» TASK DIRECTIONS
Can you give the stretch of records from the start through the line containing "beachball-rim (147, 124, 172, 148)" as a numbered list, omitting blank lines?

» EXERCISE MATERIALS
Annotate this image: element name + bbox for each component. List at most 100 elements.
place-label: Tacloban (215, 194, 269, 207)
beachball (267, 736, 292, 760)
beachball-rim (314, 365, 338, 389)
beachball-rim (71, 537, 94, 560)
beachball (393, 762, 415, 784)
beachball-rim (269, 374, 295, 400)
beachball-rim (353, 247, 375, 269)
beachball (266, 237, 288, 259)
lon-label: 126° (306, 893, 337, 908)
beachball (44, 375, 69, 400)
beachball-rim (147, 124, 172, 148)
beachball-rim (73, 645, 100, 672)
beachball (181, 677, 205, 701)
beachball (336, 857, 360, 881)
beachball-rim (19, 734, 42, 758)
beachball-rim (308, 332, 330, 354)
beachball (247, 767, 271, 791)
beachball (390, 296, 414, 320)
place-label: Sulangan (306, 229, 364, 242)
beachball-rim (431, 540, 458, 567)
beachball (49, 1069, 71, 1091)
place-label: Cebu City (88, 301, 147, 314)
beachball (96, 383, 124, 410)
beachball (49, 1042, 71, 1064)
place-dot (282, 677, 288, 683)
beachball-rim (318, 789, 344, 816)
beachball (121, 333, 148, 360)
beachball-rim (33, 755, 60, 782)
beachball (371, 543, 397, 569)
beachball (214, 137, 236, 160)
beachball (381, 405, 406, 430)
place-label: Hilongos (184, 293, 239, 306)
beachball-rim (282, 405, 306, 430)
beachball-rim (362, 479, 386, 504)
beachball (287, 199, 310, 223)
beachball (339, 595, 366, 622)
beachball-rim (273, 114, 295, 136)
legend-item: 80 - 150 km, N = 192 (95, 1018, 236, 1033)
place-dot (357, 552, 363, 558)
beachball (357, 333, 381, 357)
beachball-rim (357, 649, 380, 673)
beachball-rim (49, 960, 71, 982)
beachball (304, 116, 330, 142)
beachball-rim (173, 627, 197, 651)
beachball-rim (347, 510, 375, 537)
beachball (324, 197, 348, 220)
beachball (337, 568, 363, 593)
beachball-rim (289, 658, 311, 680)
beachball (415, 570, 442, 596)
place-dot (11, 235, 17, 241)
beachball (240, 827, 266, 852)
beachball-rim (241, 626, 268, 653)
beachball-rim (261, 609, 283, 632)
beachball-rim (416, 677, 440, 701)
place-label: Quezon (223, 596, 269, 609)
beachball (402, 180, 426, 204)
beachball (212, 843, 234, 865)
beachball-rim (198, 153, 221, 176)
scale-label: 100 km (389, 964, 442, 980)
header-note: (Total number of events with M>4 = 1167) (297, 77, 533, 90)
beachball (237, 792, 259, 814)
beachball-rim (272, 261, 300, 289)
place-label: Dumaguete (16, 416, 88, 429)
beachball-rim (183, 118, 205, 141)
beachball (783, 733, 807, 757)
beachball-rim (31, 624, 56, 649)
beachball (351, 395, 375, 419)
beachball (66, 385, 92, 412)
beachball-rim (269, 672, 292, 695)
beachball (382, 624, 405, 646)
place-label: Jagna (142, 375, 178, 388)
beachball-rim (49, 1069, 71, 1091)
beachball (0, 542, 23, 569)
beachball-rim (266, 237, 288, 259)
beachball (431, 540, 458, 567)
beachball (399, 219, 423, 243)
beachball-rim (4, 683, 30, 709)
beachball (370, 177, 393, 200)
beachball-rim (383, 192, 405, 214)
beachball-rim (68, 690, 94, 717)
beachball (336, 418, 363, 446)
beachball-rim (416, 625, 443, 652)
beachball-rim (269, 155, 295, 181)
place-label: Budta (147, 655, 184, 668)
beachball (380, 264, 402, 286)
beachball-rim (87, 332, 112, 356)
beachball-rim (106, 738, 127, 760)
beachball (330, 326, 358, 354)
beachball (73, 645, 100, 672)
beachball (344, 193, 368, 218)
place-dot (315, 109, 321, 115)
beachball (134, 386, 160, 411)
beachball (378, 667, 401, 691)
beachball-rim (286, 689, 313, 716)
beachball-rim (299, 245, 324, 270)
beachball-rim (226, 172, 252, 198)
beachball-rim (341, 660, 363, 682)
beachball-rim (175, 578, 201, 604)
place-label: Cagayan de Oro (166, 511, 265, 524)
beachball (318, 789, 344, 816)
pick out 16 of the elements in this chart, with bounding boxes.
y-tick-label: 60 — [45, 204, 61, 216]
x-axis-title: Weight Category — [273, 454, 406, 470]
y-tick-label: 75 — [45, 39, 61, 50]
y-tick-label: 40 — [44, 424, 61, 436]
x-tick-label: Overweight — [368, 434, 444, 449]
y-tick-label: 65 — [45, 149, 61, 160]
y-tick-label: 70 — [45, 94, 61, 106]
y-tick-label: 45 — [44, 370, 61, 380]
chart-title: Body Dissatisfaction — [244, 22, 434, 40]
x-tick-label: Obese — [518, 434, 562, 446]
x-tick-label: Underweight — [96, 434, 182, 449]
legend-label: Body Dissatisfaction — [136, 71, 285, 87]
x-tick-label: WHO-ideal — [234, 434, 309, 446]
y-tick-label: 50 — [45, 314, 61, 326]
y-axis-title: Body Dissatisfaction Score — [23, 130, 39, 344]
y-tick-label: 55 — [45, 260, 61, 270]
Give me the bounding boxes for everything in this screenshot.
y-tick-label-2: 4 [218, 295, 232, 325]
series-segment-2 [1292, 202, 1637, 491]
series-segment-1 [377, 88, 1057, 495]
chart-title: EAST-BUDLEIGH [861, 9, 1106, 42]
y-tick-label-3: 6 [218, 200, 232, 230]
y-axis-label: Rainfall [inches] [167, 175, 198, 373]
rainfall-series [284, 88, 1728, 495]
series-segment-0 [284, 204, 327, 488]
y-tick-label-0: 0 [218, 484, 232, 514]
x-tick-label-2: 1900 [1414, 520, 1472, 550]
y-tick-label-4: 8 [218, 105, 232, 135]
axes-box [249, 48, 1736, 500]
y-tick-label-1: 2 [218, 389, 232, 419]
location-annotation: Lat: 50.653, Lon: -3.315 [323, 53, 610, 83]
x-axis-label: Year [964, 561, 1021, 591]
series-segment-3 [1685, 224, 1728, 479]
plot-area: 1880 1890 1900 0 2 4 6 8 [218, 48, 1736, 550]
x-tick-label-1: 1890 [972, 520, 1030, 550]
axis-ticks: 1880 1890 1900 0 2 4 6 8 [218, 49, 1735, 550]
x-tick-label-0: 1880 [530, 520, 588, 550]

» FINAL RESULT
1. Annotate this image: element name + bbox for each component. List at most 100 elements.
2. place-label: Tacloban (215, 194, 269, 207)
3. beachball (267, 736, 292, 760)
4. beachball-rim (314, 365, 338, 389)
5. beachball-rim (71, 537, 94, 560)
6. beachball (393, 762, 415, 784)
7. beachball-rim (269, 374, 295, 400)
8. beachball-rim (353, 247, 375, 269)
9. beachball (266, 237, 288, 259)
10. lon-label: 126° (306, 893, 337, 908)
11. beachball (44, 375, 69, 400)
12. beachball-rim (147, 124, 172, 148)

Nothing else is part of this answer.